_TASK DESCRIPTION_. In the entries below, identify every line with the string "display" and copy it.

_THE DATA_.
▬▬▬▬▬▬▬▬▬▬
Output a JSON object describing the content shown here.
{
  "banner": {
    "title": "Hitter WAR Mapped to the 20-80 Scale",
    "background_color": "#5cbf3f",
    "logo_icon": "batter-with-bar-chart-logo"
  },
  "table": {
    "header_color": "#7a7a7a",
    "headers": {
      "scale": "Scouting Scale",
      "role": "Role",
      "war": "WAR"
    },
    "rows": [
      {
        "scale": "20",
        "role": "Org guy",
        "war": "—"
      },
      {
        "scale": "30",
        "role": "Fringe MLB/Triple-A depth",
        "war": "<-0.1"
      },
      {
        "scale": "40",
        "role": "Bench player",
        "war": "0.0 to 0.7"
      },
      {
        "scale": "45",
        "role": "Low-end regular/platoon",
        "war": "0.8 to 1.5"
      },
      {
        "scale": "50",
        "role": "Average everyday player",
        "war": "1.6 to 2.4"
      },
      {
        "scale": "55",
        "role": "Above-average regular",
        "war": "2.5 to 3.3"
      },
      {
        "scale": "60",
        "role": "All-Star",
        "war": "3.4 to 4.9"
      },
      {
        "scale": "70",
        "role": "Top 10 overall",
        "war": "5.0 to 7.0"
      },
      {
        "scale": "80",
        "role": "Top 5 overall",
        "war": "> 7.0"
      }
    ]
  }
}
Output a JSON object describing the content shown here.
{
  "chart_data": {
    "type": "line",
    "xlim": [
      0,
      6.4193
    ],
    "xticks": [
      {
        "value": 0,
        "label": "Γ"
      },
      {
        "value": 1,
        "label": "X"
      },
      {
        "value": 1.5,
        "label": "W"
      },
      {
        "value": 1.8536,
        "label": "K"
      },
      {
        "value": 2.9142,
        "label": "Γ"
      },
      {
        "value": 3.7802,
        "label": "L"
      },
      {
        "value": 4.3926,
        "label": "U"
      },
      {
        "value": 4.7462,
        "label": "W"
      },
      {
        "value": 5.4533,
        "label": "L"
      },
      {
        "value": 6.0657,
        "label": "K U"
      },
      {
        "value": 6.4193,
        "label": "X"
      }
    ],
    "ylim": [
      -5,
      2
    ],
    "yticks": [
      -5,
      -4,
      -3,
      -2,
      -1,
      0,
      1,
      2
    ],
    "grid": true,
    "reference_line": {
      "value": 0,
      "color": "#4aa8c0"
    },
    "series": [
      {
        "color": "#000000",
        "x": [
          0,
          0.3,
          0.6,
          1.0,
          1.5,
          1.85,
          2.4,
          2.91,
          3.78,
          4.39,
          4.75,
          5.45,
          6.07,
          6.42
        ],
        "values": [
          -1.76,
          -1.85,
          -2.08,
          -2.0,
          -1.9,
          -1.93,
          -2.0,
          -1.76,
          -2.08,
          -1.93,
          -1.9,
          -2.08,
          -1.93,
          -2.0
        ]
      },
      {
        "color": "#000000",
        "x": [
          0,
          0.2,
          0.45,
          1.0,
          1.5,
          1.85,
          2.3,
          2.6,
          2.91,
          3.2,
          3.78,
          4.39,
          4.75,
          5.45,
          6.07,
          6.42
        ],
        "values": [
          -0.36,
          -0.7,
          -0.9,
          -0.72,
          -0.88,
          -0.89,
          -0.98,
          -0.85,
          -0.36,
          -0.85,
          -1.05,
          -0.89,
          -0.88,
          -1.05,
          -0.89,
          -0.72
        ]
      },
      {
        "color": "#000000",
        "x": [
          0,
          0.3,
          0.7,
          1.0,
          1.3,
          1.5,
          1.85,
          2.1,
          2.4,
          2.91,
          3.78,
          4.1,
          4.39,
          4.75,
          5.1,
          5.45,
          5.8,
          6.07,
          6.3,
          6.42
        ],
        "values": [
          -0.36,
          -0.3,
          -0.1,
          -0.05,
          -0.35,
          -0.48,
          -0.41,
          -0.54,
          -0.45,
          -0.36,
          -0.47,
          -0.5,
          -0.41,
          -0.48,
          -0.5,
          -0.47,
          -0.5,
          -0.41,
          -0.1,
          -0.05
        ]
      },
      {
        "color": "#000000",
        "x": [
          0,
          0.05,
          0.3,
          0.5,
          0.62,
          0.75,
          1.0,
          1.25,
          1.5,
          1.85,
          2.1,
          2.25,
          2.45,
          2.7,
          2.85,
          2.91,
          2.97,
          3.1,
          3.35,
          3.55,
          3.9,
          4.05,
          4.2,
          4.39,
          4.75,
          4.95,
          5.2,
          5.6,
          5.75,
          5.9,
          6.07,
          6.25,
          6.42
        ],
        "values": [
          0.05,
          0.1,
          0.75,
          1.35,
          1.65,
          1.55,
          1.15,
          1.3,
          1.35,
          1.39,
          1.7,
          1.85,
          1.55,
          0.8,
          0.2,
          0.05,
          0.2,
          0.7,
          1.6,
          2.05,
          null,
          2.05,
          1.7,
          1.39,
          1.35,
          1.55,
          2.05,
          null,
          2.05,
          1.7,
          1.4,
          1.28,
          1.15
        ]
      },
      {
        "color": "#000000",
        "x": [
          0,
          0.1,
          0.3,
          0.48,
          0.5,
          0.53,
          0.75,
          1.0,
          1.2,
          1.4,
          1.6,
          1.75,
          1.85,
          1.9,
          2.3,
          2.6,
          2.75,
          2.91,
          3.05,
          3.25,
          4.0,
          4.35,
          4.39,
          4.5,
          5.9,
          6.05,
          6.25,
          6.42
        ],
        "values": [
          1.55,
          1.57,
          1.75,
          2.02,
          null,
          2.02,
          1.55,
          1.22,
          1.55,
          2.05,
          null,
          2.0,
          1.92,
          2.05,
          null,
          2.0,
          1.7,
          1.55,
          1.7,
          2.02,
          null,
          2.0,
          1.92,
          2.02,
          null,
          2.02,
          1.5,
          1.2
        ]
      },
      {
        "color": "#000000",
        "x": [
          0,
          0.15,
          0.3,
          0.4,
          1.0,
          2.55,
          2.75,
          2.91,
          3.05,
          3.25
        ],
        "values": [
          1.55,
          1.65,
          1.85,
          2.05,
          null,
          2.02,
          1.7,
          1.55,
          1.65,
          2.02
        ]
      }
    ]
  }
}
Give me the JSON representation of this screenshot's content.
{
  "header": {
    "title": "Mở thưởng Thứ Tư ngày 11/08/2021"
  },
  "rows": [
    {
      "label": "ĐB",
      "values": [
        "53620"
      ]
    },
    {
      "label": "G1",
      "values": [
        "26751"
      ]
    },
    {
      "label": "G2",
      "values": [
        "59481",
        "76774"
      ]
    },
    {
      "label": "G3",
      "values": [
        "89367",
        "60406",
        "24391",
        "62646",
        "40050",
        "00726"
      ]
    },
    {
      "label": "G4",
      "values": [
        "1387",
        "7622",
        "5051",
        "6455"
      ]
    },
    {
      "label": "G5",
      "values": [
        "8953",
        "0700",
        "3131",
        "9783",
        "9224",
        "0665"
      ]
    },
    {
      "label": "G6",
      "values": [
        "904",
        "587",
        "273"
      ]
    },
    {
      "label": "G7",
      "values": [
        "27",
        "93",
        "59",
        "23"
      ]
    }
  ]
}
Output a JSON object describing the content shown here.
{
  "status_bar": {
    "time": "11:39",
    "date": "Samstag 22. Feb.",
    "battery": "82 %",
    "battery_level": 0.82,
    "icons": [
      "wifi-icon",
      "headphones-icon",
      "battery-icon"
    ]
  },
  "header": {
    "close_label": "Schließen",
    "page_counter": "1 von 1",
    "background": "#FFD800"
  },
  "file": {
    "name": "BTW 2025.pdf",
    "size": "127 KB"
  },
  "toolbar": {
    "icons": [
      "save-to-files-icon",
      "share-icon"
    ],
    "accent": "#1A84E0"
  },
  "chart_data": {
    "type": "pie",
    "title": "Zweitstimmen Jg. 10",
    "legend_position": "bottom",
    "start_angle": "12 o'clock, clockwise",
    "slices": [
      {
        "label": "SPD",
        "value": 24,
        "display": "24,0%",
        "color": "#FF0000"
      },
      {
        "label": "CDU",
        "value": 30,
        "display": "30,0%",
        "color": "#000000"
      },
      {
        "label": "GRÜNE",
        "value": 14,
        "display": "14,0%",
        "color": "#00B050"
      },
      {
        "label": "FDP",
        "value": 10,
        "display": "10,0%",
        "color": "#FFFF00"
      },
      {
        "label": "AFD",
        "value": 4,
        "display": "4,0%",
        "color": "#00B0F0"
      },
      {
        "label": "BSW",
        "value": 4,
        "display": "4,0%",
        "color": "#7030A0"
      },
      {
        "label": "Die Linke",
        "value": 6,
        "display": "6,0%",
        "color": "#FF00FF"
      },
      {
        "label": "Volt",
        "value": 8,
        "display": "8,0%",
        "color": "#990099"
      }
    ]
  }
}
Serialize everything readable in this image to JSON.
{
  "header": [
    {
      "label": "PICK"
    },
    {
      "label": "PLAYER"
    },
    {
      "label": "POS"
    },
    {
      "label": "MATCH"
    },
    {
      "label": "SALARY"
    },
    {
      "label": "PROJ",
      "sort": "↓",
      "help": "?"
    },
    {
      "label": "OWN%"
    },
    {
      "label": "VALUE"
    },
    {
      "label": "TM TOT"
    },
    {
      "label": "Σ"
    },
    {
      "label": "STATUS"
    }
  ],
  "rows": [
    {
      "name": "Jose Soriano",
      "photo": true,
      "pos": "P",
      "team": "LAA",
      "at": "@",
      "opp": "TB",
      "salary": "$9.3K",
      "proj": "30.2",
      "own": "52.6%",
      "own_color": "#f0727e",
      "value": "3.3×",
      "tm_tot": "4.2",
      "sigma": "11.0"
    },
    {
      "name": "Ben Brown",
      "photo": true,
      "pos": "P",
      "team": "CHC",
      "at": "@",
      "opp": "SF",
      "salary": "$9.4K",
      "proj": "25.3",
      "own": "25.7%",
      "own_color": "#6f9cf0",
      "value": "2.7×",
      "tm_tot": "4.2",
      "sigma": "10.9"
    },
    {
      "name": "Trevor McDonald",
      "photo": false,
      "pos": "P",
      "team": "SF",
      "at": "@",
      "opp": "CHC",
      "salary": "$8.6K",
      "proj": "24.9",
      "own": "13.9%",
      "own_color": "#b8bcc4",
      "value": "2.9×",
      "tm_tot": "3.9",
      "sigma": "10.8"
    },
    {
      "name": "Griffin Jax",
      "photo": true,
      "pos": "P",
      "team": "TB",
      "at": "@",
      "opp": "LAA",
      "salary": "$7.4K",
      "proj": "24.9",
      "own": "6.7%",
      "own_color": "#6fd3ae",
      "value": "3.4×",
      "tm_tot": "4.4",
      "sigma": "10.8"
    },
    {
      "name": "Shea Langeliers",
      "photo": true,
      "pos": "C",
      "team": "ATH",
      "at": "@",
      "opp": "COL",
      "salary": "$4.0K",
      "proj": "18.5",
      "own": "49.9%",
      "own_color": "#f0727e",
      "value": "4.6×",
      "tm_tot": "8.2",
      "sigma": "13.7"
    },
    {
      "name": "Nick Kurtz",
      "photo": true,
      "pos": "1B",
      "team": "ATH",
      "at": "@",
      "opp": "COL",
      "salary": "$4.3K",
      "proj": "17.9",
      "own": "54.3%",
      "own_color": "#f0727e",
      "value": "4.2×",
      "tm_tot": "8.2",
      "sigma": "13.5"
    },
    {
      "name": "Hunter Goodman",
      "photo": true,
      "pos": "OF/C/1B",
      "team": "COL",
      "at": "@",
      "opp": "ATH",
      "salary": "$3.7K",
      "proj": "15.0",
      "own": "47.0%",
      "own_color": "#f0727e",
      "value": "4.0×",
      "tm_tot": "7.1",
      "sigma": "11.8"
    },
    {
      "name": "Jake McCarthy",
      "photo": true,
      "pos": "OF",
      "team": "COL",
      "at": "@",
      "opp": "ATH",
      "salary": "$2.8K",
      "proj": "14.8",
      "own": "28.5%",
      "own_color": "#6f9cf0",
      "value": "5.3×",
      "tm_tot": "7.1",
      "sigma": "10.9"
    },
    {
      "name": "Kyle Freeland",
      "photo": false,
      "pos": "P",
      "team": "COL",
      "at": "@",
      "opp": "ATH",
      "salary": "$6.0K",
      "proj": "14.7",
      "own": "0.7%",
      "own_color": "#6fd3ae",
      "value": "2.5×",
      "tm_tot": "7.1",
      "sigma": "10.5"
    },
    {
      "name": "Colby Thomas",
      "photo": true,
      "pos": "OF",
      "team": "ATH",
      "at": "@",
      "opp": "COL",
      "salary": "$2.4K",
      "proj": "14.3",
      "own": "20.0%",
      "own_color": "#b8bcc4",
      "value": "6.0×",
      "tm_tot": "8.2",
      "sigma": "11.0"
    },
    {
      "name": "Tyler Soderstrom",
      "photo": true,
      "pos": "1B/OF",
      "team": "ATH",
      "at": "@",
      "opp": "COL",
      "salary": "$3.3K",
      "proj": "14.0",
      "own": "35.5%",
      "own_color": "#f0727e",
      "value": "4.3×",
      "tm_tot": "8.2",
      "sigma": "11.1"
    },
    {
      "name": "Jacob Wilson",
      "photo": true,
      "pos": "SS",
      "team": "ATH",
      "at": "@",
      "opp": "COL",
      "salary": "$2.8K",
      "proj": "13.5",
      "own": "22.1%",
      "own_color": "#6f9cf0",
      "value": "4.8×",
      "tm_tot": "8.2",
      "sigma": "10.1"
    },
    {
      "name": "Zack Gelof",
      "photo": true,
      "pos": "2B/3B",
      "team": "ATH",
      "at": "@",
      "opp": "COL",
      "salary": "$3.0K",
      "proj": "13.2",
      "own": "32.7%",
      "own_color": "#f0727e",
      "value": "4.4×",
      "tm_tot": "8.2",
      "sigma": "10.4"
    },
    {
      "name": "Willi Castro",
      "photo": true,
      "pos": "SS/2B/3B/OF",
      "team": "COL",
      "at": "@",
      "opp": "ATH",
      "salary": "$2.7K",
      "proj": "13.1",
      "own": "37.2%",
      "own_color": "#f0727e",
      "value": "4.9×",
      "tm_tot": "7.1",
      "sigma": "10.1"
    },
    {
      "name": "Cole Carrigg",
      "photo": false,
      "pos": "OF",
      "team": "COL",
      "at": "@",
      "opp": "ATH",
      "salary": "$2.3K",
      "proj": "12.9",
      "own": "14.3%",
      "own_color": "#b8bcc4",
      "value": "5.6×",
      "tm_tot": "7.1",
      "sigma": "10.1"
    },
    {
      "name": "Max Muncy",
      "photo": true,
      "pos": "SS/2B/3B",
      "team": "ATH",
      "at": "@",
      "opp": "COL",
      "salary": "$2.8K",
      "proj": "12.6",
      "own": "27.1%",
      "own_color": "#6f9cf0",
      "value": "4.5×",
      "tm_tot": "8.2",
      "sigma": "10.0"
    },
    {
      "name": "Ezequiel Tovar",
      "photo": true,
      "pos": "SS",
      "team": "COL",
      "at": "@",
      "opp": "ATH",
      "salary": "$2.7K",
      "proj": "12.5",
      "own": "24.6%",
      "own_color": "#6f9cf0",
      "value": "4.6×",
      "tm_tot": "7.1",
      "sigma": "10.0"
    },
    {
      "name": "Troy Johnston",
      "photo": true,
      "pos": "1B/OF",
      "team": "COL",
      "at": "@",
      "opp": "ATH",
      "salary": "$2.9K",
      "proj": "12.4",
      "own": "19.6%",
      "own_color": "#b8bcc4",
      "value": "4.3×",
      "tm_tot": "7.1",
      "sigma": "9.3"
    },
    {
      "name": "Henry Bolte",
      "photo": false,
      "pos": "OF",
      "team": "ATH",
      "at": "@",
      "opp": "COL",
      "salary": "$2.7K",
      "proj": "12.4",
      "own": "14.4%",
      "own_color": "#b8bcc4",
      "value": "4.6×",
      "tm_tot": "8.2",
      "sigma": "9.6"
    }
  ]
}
▬▬▬▬▬▬▬▬▬▬
_FINAL RESULT_.
        "display": "24,0%",
        "display": "30,0%",
        "display": "14,0%",
        "display": "10,0%",
        "display": "4,0%",
        "display": "4,0%",
        "display": "6,0%",
        "display": "8,0%",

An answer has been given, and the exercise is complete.